Problem to work on: Work out the number of lines with "Places" in them. Reply with that number and no other words.

Data items:
+++

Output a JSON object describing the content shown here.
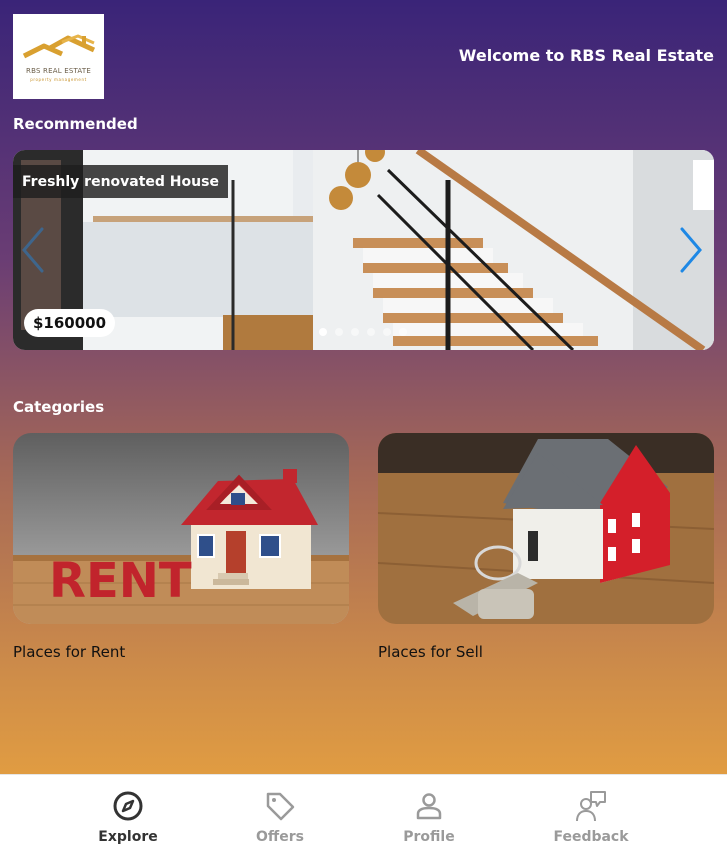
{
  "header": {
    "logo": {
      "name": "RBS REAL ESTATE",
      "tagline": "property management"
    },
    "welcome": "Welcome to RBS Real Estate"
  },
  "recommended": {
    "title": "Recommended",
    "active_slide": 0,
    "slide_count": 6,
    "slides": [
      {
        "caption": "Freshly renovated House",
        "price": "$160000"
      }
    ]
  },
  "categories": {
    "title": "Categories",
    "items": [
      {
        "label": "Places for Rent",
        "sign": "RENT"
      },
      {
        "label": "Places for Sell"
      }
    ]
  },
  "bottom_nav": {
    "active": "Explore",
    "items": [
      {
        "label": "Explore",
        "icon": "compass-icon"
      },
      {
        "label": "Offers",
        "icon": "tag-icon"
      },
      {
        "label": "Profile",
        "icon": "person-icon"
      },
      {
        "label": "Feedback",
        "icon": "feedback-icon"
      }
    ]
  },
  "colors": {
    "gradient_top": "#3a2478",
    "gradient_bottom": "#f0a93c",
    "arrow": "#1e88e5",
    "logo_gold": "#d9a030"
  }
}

+++

Task output: 2